Determine how many lines hold "this" and give only that number.

Stored data entries:
━━━━━━

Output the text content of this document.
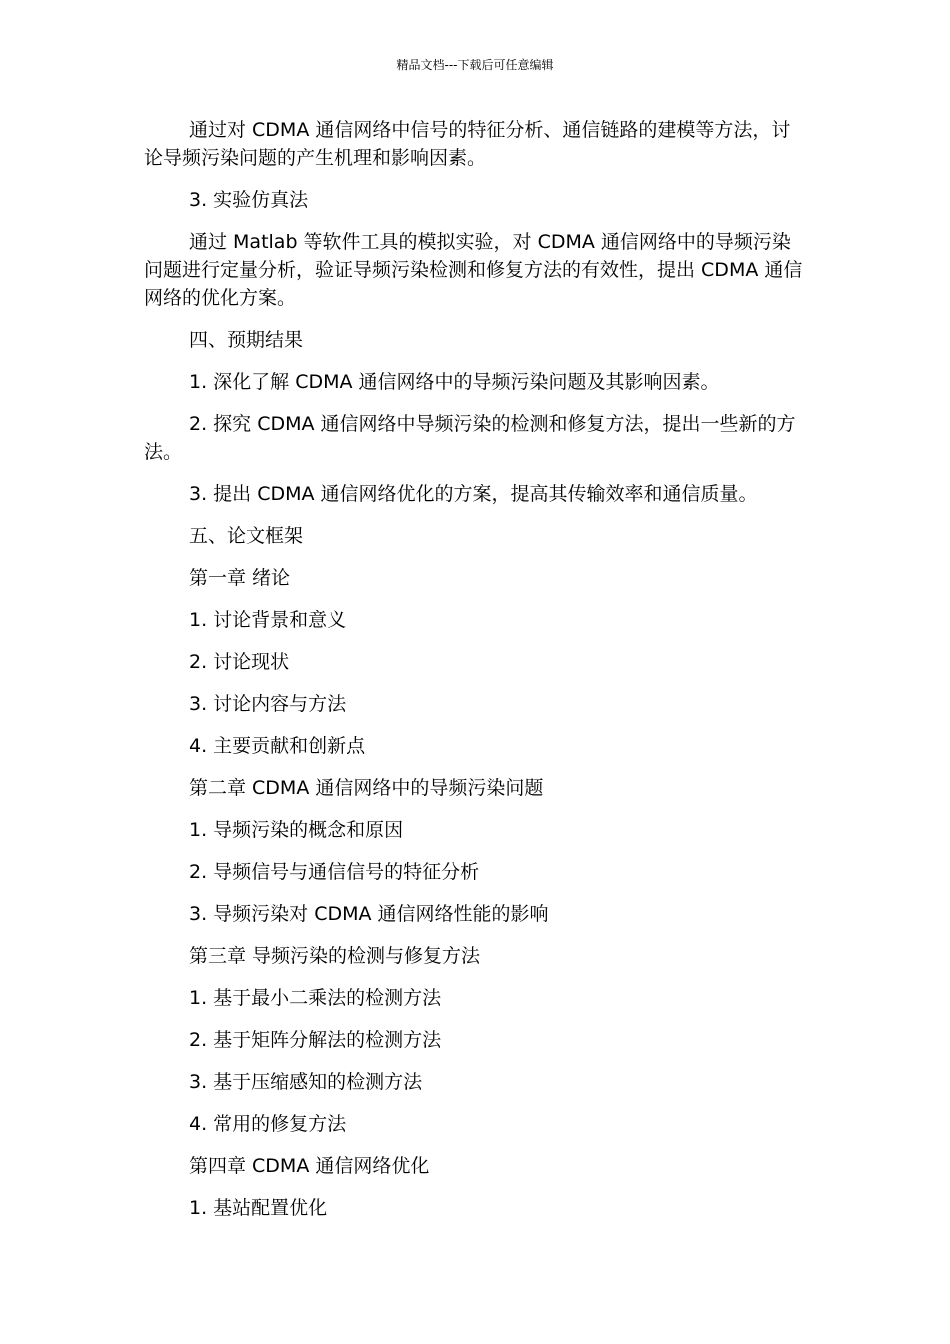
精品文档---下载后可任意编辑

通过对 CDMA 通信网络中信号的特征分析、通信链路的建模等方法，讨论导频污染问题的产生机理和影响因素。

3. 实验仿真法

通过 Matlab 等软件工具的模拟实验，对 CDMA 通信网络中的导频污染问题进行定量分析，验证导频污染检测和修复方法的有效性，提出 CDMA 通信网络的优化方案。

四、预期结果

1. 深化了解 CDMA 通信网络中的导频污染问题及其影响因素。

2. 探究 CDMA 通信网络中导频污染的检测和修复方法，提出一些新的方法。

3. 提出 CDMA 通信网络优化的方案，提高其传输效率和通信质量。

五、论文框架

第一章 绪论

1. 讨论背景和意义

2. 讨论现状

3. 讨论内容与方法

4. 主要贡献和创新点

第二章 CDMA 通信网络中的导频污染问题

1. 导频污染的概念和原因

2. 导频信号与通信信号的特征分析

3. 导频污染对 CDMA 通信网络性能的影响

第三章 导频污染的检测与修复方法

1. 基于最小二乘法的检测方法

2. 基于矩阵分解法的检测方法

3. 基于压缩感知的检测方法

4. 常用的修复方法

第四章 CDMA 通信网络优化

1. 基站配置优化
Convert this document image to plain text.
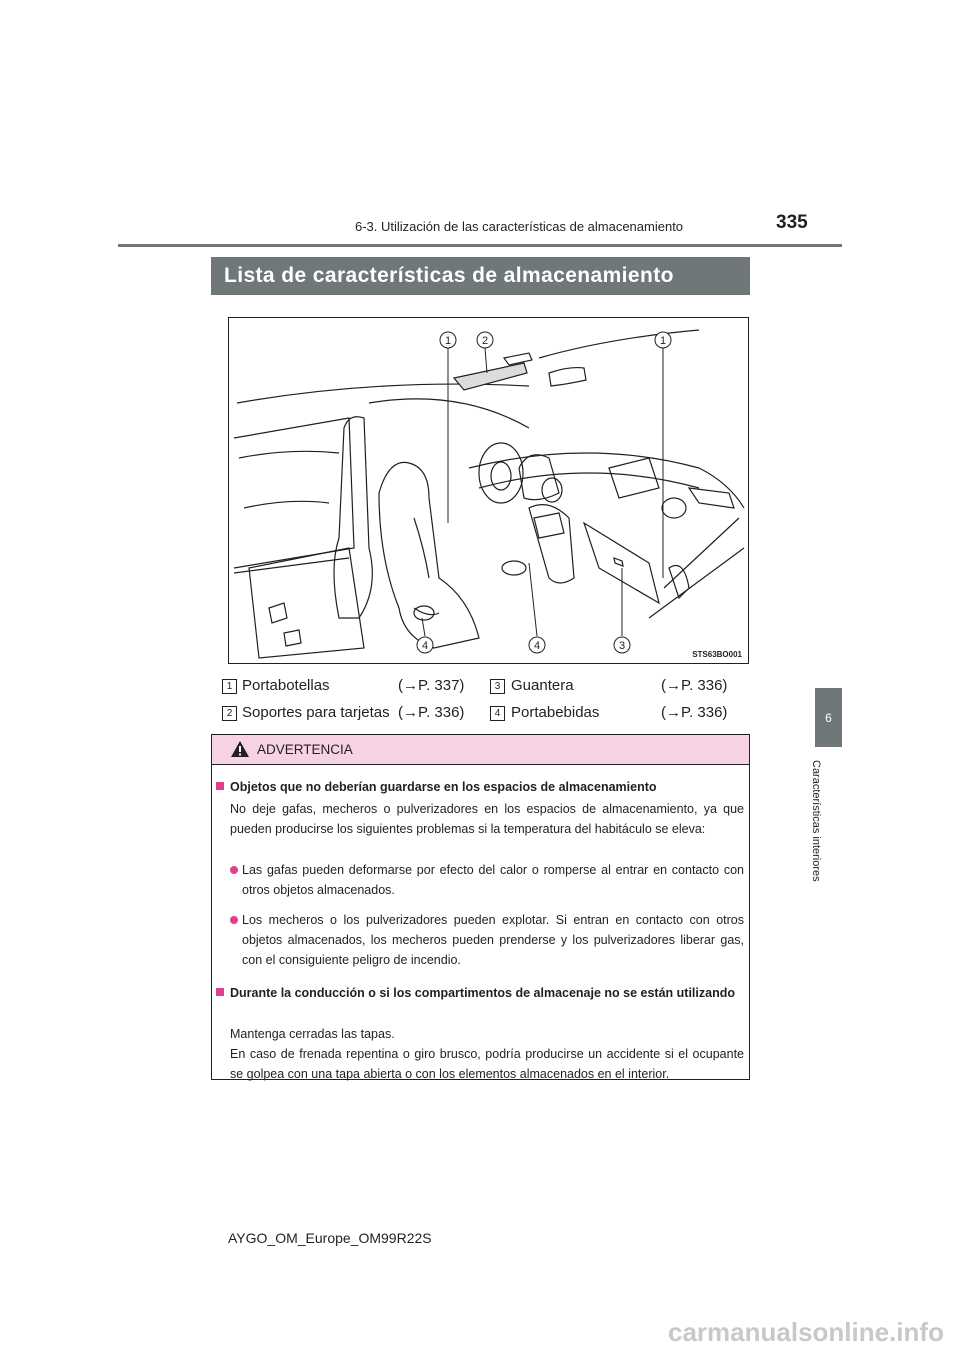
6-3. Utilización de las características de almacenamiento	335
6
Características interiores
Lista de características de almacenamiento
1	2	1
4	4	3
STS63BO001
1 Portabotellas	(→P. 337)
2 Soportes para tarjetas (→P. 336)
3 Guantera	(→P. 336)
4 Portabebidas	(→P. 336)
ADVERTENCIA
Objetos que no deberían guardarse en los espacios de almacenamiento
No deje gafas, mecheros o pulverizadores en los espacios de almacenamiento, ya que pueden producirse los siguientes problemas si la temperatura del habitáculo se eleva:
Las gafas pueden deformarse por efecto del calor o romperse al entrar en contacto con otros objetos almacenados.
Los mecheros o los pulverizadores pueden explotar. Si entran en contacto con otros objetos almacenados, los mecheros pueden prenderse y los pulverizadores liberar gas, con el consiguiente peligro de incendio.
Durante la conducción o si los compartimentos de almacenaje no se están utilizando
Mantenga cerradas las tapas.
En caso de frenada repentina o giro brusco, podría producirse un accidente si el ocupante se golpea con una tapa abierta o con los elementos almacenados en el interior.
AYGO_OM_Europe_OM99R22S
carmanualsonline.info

━━━━━━

→ Result below
2